Collected data entries
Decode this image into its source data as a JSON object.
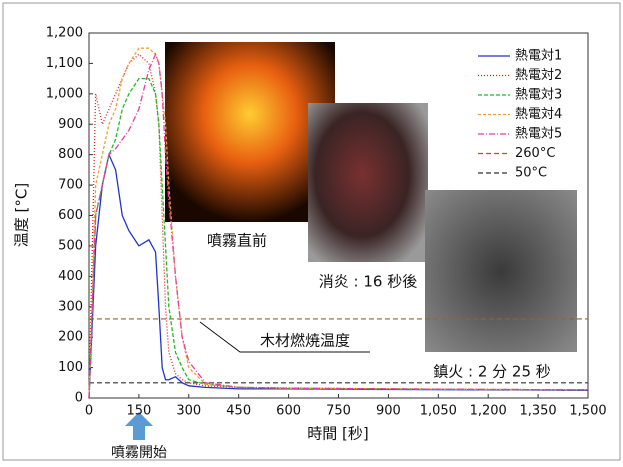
{
  "chart_data": {
    "type": "line",
    "y_label": "温度 [°C]",
    "x_label": "時間 [秒]",
    "x": [
      0,
      20,
      40,
      60,
      80,
      100,
      120,
      150,
      180,
      200,
      210,
      220,
      230,
      240,
      260,
      280,
      300,
      350,
      450,
      600,
      900,
      1200,
      1500
    ],
    "series": [
      {
        "name": "熱電対1",
        "color": "#2233cc",
        "dash": "none",
        "values": [
          0,
          500,
          700,
          800,
          750,
          600,
          550,
          500,
          520,
          480,
          300,
          100,
          60,
          60,
          70,
          50,
          40,
          35,
          30,
          30,
          28,
          27,
          25
        ]
      },
      {
        "name": "熱電対2",
        "color": "#e02020",
        "dash": "1,2",
        "values": [
          0,
          1000,
          900,
          950,
          1000,
          1050,
          1100,
          1130,
          1100,
          1000,
          900,
          600,
          300,
          150,
          80,
          60,
          50,
          40,
          35,
          33,
          30,
          28,
          27
        ]
      },
      {
        "name": "熱電対3",
        "color": "#22bb22",
        "dash": "4,2",
        "values": [
          0,
          600,
          700,
          800,
          850,
          950,
          1000,
          1050,
          1050,
          1000,
          900,
          700,
          500,
          300,
          150,
          100,
          60,
          45,
          35,
          32,
          30,
          28,
          27
        ]
      },
      {
        "name": "熱電対4",
        "color": "#f0a030",
        "dash": "3,2",
        "values": [
          0,
          700,
          800,
          900,
          950,
          1050,
          1100,
          1150,
          1150,
          1130,
          1100,
          1000,
          900,
          700,
          400,
          200,
          100,
          45,
          35,
          32,
          30,
          28,
          27
        ]
      },
      {
        "name": "熱電対5",
        "color": "#e040a0",
        "dash": "6,2,1,2",
        "values": [
          0,
          600,
          700,
          800,
          820,
          850,
          880,
          950,
          1080,
          1130,
          1100,
          1000,
          800,
          650,
          400,
          200,
          120,
          50,
          35,
          32,
          30,
          28,
          27
        ]
      }
    ],
    "reference_lines": [
      {
        "name": "260°C",
        "value": 260,
        "color": "#a06020",
        "dash": "5,3"
      },
      {
        "name": "50°C",
        "value": 50,
        "color": "#333333",
        "dash": "5,3"
      }
    ],
    "xlim": [
      0,
      1500
    ],
    "xticks": [
      0,
      150,
      300,
      450,
      600,
      750,
      900,
      {
        "value": 1050,
        "label": "1,050"
      },
      {
        "value": 1200,
        "label": "1,200"
      },
      {
        "value": 1350,
        "label": "1,350"
      },
      {
        "value": 1500,
        "label": "1,500"
      }
    ],
    "ylim": [
      0,
      1200
    ],
    "yticks": [
      0,
      100,
      200,
      300,
      400,
      500,
      600,
      700,
      800,
      900,
      {
        "value": 1000,
        "label": "1,000"
      },
      {
        "value": 1100,
        "label": "1,100"
      },
      {
        "value": 1200,
        "label": "1,200"
      }
    ],
    "annotations": {
      "burn_temp": "木材燃焼温度",
      "photo1": "噴霧直前",
      "photo2": "消炎 : 16 秒後",
      "photo3": "鎮火 : 2 分 25 秒",
      "spray_start": "噴霧開始"
    }
  }
}
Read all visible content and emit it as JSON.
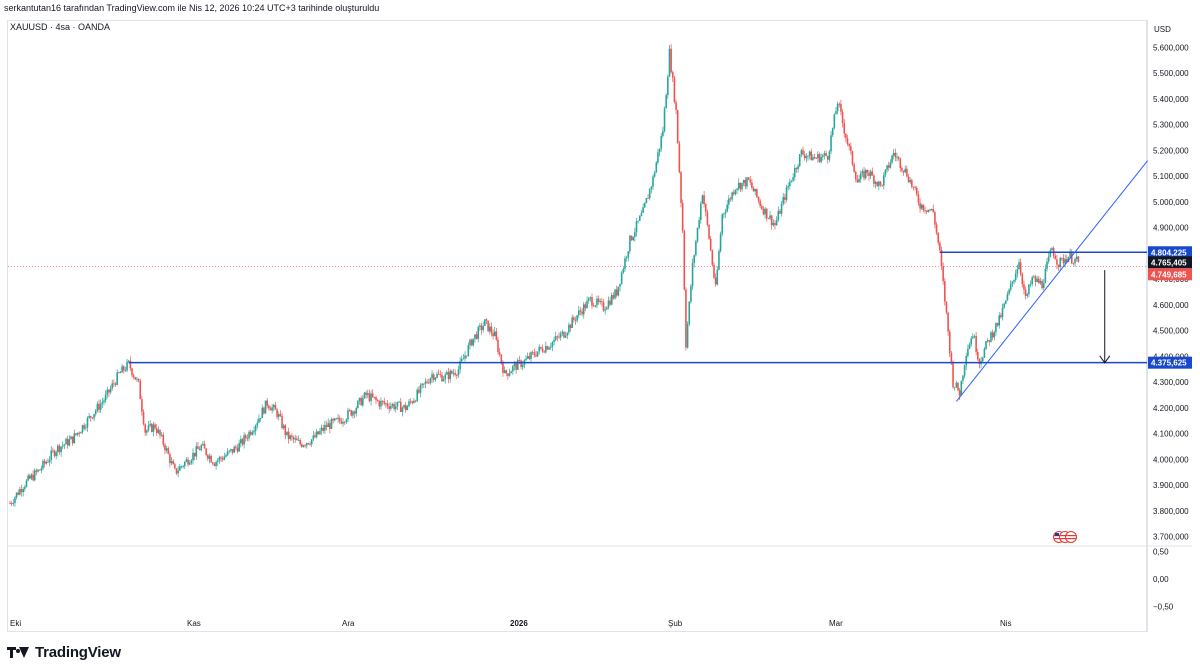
{
  "header": {
    "attribution": "serkantutan16 tarafından TradingView.com ile Nis 12, 2026 10:24 UTC+3 tarihinde oluşturuldu"
  },
  "symbol": {
    "label": "XAUUSD · 4sa · OANDA"
  },
  "axis": {
    "currency": "USD"
  },
  "footer": {
    "brand": "TradingView"
  },
  "colors": {
    "up": "#26a69a",
    "down": "#ef5350",
    "line_blue": "#1848cc",
    "trend_blue": "#2962ff",
    "price_line": "#f7525f"
  },
  "chart_data": {
    "type": "candlestick",
    "symbol": "XAUUSD",
    "timeframe": "4sa",
    "source": "OANDA",
    "ylim": [
      3660,
      5640
    ],
    "y_ticks": [
      {
        "value": 3700,
        "label": "3.700,000"
      },
      {
        "value": 3800,
        "label": "3.800,000"
      },
      {
        "value": 3900,
        "label": "3.900,000"
      },
      {
        "value": 4000,
        "label": "4.000,000"
      },
      {
        "value": 4100,
        "label": "4.100,000"
      },
      {
        "value": 4200,
        "label": "4.200,000"
      },
      {
        "value": 4300,
        "label": "4.300,000"
      },
      {
        "value": 4400,
        "label": "4.400,000"
      },
      {
        "value": 4500,
        "label": "4.500,000"
      },
      {
        "value": 4600,
        "label": "4.600,000"
      },
      {
        "value": 4700,
        "label": "4.700,000"
      },
      {
        "value": 4900,
        "label": "4.900,000"
      },
      {
        "value": 5000,
        "label": "5.000,000"
      },
      {
        "value": 5100,
        "label": "5.100,000"
      },
      {
        "value": 5200,
        "label": "5.200,000"
      },
      {
        "value": 5300,
        "label": "5.300,000"
      },
      {
        "value": 5400,
        "label": "5.400,000"
      },
      {
        "value": 5500,
        "label": "5.500,000"
      },
      {
        "value": 5600,
        "label": "5.600,000"
      }
    ],
    "x_ticks": [
      "Eki",
      "Kas",
      "Ara",
      "2026",
      "Şub",
      "Mar",
      "Nis"
    ],
    "x_tick_bold": [
      false,
      false,
      false,
      true,
      false,
      false,
      false
    ],
    "close_path": [
      {
        "i": 0,
        "v": 3830
      },
      {
        "i": 8,
        "v": 3900
      },
      {
        "i": 18,
        "v": 3960
      },
      {
        "i": 28,
        "v": 4040
      },
      {
        "i": 38,
        "v": 4080
      },
      {
        "i": 48,
        "v": 4160
      },
      {
        "i": 58,
        "v": 4240
      },
      {
        "i": 66,
        "v": 4330
      },
      {
        "i": 72,
        "v": 4370
      },
      {
        "i": 78,
        "v": 4290
      },
      {
        "i": 82,
        "v": 4110
      },
      {
        "i": 88,
        "v": 4130
      },
      {
        "i": 94,
        "v": 4050
      },
      {
        "i": 100,
        "v": 3950
      },
      {
        "i": 108,
        "v": 4000
      },
      {
        "i": 116,
        "v": 4050
      },
      {
        "i": 124,
        "v": 3990
      },
      {
        "i": 132,
        "v": 4020
      },
      {
        "i": 140,
        "v": 4060
      },
      {
        "i": 148,
        "v": 4130
      },
      {
        "i": 156,
        "v": 4220
      },
      {
        "i": 162,
        "v": 4180
      },
      {
        "i": 168,
        "v": 4090
      },
      {
        "i": 176,
        "v": 4060
      },
      {
        "i": 184,
        "v": 4080
      },
      {
        "i": 192,
        "v": 4130
      },
      {
        "i": 200,
        "v": 4150
      },
      {
        "i": 208,
        "v": 4190
      },
      {
        "i": 216,
        "v": 4250
      },
      {
        "i": 224,
        "v": 4220
      },
      {
        "i": 232,
        "v": 4210
      },
      {
        "i": 240,
        "v": 4200
      },
      {
        "i": 248,
        "v": 4260
      },
      {
        "i": 256,
        "v": 4330
      },
      {
        "i": 264,
        "v": 4320
      },
      {
        "i": 272,
        "v": 4350
      },
      {
        "i": 280,
        "v": 4460
      },
      {
        "i": 288,
        "v": 4530
      },
      {
        "i": 294,
        "v": 4480
      },
      {
        "i": 300,
        "v": 4330
      },
      {
        "i": 306,
        "v": 4360
      },
      {
        "i": 312,
        "v": 4380
      },
      {
        "i": 320,
        "v": 4420
      },
      {
        "i": 328,
        "v": 4450
      },
      {
        "i": 336,
        "v": 4490
      },
      {
        "i": 344,
        "v": 4560
      },
      {
        "i": 352,
        "v": 4620
      },
      {
        "i": 360,
        "v": 4590
      },
      {
        "i": 368,
        "v": 4650
      },
      {
        "i": 376,
        "v": 4850
      },
      {
        "i": 384,
        "v": 4960
      },
      {
        "i": 390,
        "v": 5090
      },
      {
        "i": 396,
        "v": 5280
      },
      {
        "i": 400,
        "v": 5580
      },
      {
        "i": 404,
        "v": 5350
      },
      {
        "i": 408,
        "v": 4890
      },
      {
        "i": 410,
        "v": 4450
      },
      {
        "i": 414,
        "v": 4750
      },
      {
        "i": 420,
        "v": 5040
      },
      {
        "i": 424,
        "v": 4860
      },
      {
        "i": 428,
        "v": 4660
      },
      {
        "i": 432,
        "v": 4950
      },
      {
        "i": 440,
        "v": 5060
      },
      {
        "i": 448,
        "v": 5080
      },
      {
        "i": 456,
        "v": 4980
      },
      {
        "i": 464,
        "v": 4910
      },
      {
        "i": 472,
        "v": 5060
      },
      {
        "i": 480,
        "v": 5190
      },
      {
        "i": 488,
        "v": 5170
      },
      {
        "i": 496,
        "v": 5180
      },
      {
        "i": 502,
        "v": 5390
      },
      {
        "i": 506,
        "v": 5280
      },
      {
        "i": 510,
        "v": 5180
      },
      {
        "i": 514,
        "v": 5080
      },
      {
        "i": 520,
        "v": 5120
      },
      {
        "i": 528,
        "v": 5060
      },
      {
        "i": 536,
        "v": 5190
      },
      {
        "i": 544,
        "v": 5110
      },
      {
        "i": 552,
        "v": 4990
      },
      {
        "i": 560,
        "v": 4960
      },
      {
        "i": 564,
        "v": 4800
      },
      {
        "i": 568,
        "v": 4560
      },
      {
        "i": 572,
        "v": 4300
      },
      {
        "i": 576,
        "v": 4260
      },
      {
        "i": 580,
        "v": 4420
      },
      {
        "i": 584,
        "v": 4490
      },
      {
        "i": 588,
        "v": 4380
      },
      {
        "i": 594,
        "v": 4470
      },
      {
        "i": 600,
        "v": 4540
      },
      {
        "i": 606,
        "v": 4650
      },
      {
        "i": 612,
        "v": 4770
      },
      {
        "i": 616,
        "v": 4620
      },
      {
        "i": 620,
        "v": 4700
      },
      {
        "i": 626,
        "v": 4680
      },
      {
        "i": 632,
        "v": 4820
      },
      {
        "i": 636,
        "v": 4760
      },
      {
        "i": 642,
        "v": 4790
      },
      {
        "i": 648,
        "v": 4765
      }
    ],
    "candle_count": 649,
    "support_level": {
      "value": 4375.625,
      "label": "4.375,625",
      "start_i": 72
    },
    "resistance_level": {
      "value": 4804.225,
      "label": "4.804,225",
      "start_i": 564
    },
    "last_price": {
      "value": 4765.405,
      "label": "4.765,405"
    },
    "current_price": {
      "value": 4749.685,
      "label": "4.749,685"
    },
    "trendline": {
      "from": {
        "i": 574,
        "v": 4225
      },
      "to": {
        "i": 690,
        "v": 5160
      }
    },
    "target_arrow": {
      "i": 664,
      "from_v": 4735,
      "to_v": 4375
    },
    "osc_ticks": [
      {
        "value": 0.5,
        "label": "0,50"
      },
      {
        "value": 0.0,
        "label": "0,00"
      },
      {
        "value": -0.5,
        "label": "−0,50"
      }
    ]
  }
}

SET EXERCISE: Find each line that has the word "TradingView", then copy it out.

SOLVED PROBLEM:
    "attribution": "serkantutan16 tarafından TradingView.com ile Nis 12, 2026 10:24 UTC+3 tarihinde oluşturuldu"
    "brand": "TradingView"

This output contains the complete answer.